# Stored data:
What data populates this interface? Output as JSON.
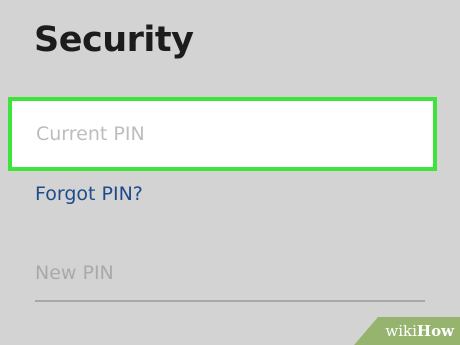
{
  "page": {
    "title": "Security"
  },
  "form": {
    "current_pin": {
      "placeholder": "Current PIN",
      "value": ""
    },
    "forgot_pin_label": "Forgot PIN?",
    "new_pin": {
      "placeholder": "New PIN",
      "value": ""
    }
  },
  "highlight": {
    "color": "#3ee43c"
  },
  "watermark": {
    "prefix": "wiki",
    "suffix": "How"
  }
}
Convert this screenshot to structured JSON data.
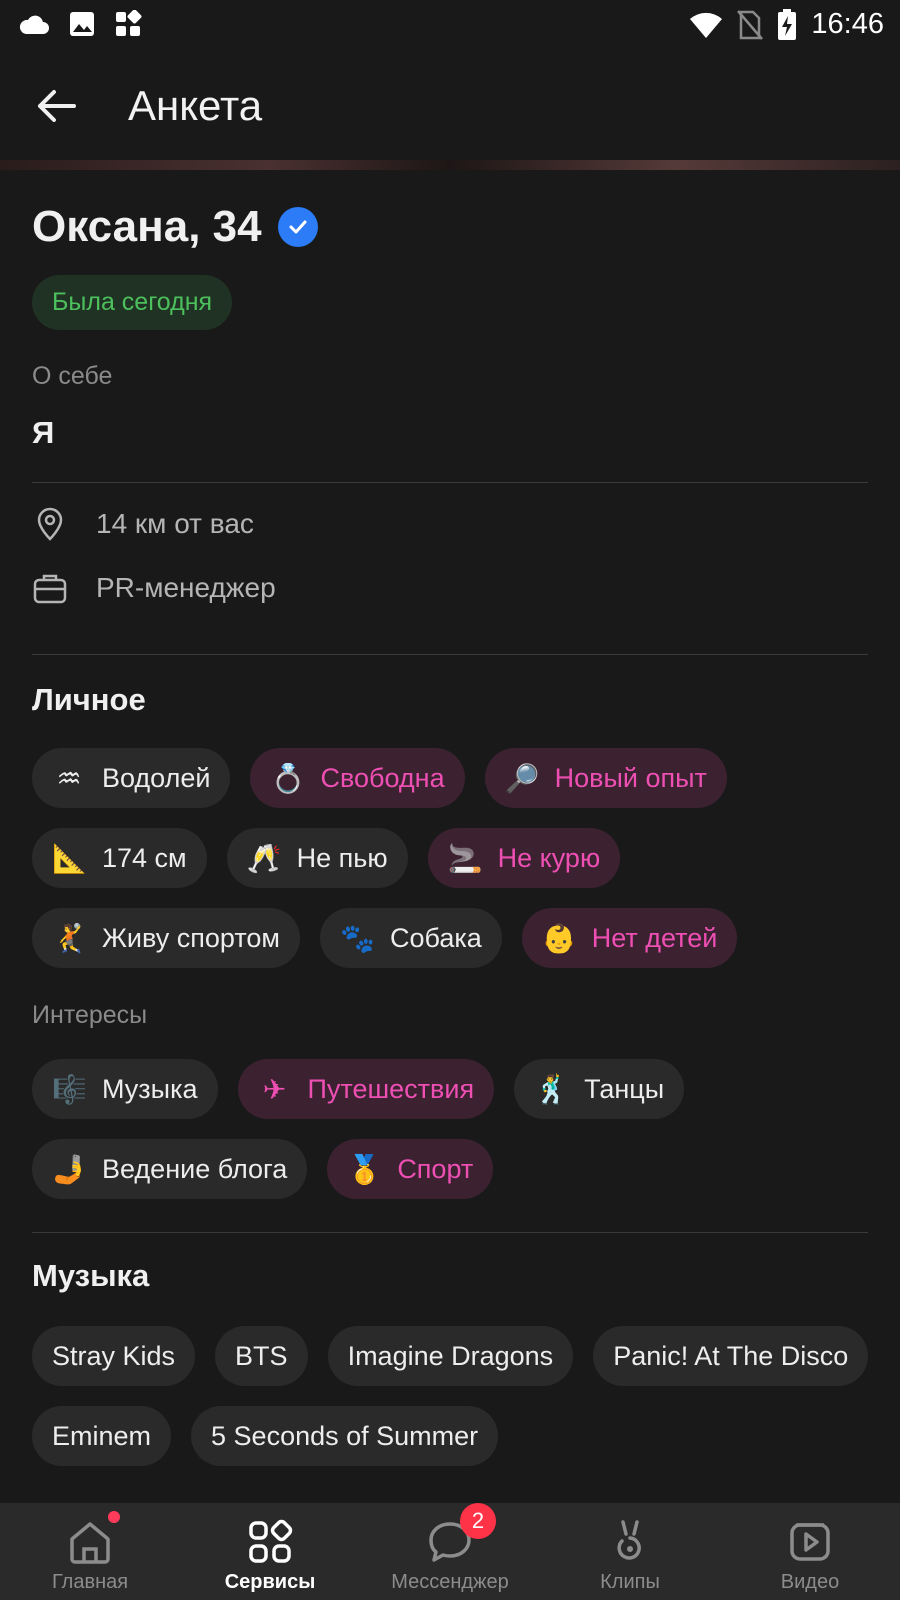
{
  "status_bar": {
    "time": "16:46"
  },
  "app_bar": {
    "title": "Анкета"
  },
  "profile": {
    "name_age": "Оксана, 34",
    "status": "Была сегодня",
    "about_label": "О себе",
    "about_text": "Я",
    "distance": "14 км от вас",
    "job": "PR-менеджер"
  },
  "personal": {
    "title": "Личное",
    "chips": [
      {
        "emoji": "♒",
        "label": "Водолей",
        "highlighted": false
      },
      {
        "emoji": "💍",
        "label": "Свободна",
        "highlighted": true
      },
      {
        "emoji": "🔎",
        "label": "Новый опыт",
        "highlighted": true
      },
      {
        "emoji": "📐",
        "label": "174 см",
        "highlighted": false
      },
      {
        "emoji": "🥂",
        "label": "Не пью",
        "highlighted": false
      },
      {
        "emoji": "🚬",
        "label": "Не курю",
        "highlighted": true
      },
      {
        "emoji": "🤾",
        "label": "Живу спортом",
        "highlighted": false
      },
      {
        "emoji": "🐾",
        "label": "Собака",
        "highlighted": false
      },
      {
        "emoji": "👶",
        "label": "Нет детей",
        "highlighted": true
      }
    ]
  },
  "interests": {
    "title": "Интересы",
    "chips": [
      {
        "emoji": "🎼",
        "label": "Музыка",
        "highlighted": false
      },
      {
        "emoji": "✈",
        "label": "Путешествия",
        "highlighted": true
      },
      {
        "emoji": "🕺",
        "label": "Танцы",
        "highlighted": false
      },
      {
        "emoji": "🤳",
        "label": "Ведение блога",
        "highlighted": false
      },
      {
        "emoji": "🥇",
        "label": "Спорт",
        "highlighted": true
      }
    ]
  },
  "music": {
    "title": "Музыка",
    "chips": [
      "Stray Kids",
      "BTS",
      "Imagine Dragons",
      "Panic! At The Disco",
      "Eminem",
      "5 Seconds of Summer"
    ]
  },
  "tab_bar": {
    "items": [
      {
        "label": "Главная",
        "icon": "home-icon",
        "active": false,
        "dot": true
      },
      {
        "label": "Сервисы",
        "icon": "services-icon",
        "active": true
      },
      {
        "label": "Мессенджер",
        "icon": "messenger-icon",
        "active": false,
        "badge": "2"
      },
      {
        "label": "Клипы",
        "icon": "clips-icon",
        "active": false
      },
      {
        "label": "Видео",
        "icon": "video-icon",
        "active": false
      }
    ]
  },
  "colors": {
    "accent_pink": "#ee4fb3",
    "online_green": "#4cc05c",
    "verified_blue": "#2b7cf6",
    "badge_red": "#ff3347"
  }
}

# WHAT THIS TASK INVOLVES:
Print each of the records above exactly as written, leaving no picture in the copy.

# SOLUTION TO THE PROBLEM:
What data populates this interface? Output as JSON.
{
  "page": {
    "title": "Security"
  },
  "form": {
    "current_pin": {
      "placeholder": "Current PIN",
      "value": ""
    },
    "forgot_pin_label": "Forgot PIN?",
    "new_pin": {
      "placeholder": "New PIN",
      "value": ""
    }
  },
  "highlight": {
    "color": "#3ee43c"
  },
  "watermark": {
    "prefix": "wiki",
    "suffix": "How"
  }
}
Convert this screenshot to structured JSON data.
{
  "status_bar": {
    "time": "16:46"
  },
  "app_bar": {
    "title": "Анкета"
  },
  "profile": {
    "name_age": "Оксана, 34",
    "status": "Была сегодня",
    "about_label": "О себе",
    "about_text": "Я",
    "distance": "14 км от вас",
    "job": "PR-менеджер"
  },
  "personal": {
    "title": "Личное",
    "chips": [
      {
        "emoji": "♒",
        "label": "Водолей",
        "highlighted": false
      },
      {
        "emoji": "💍",
        "label": "Свободна",
        "highlighted": true
      },
      {
        "emoji": "🔎",
        "label": "Новый опыт",
        "highlighted": true
      },
      {
        "emoji": "📐",
        "label": "174 см",
        "highlighted": false
      },
      {
        "emoji": "🥂",
        "label": "Не пью",
        "highlighted": false
      },
      {
        "emoji": "🚬",
        "label": "Не курю",
        "highlighted": true
      },
      {
        "emoji": "🤾",
        "label": "Живу спортом",
        "highlighted": false
      },
      {
        "emoji": "🐾",
        "label": "Собака",
        "highlighted": false
      },
      {
        "emoji": "👶",
        "label": "Нет детей",
        "highlighted": true
      }
    ]
  },
  "interests": {
    "title": "Интересы",
    "chips": [
      {
        "emoji": "🎼",
        "label": "Музыка",
        "highlighted": false
      },
      {
        "emoji": "✈",
        "label": "Путешествия",
        "highlighted": true
      },
      {
        "emoji": "🕺",
        "label": "Танцы",
        "highlighted": false
      },
      {
        "emoji": "🤳",
        "label": "Ведение блога",
        "highlighted": false
      },
      {
        "emoji": "🥇",
        "label": "Спорт",
        "highlighted": true
      }
    ]
  },
  "music": {
    "title": "Музыка",
    "chips": [
      "Stray Kids",
      "BTS",
      "Imagine Dragons",
      "Panic! At The Disco",
      "Eminem",
      "5 Seconds of Summer"
    ]
  },
  "tab_bar": {
    "items": [
      {
        "label": "Главная",
        "icon": "home-icon",
        "active": false,
        "dot": true
      },
      {
        "label": "Сервисы",
        "icon": "services-icon",
        "active": true
      },
      {
        "label": "Мессенджер",
        "icon": "messenger-icon",
        "active": false,
        "badge": "2"
      },
      {
        "label": "Клипы",
        "icon": "clips-icon",
        "active": false
      },
      {
        "label": "Видео",
        "icon": "video-icon",
        "active": false
      }
    ]
  },
  "colors": {
    "accent_pink": "#ee4fb3",
    "online_green": "#4cc05c",
    "verified_blue": "#2b7cf6",
    "badge_red": "#ff3347"
  }
}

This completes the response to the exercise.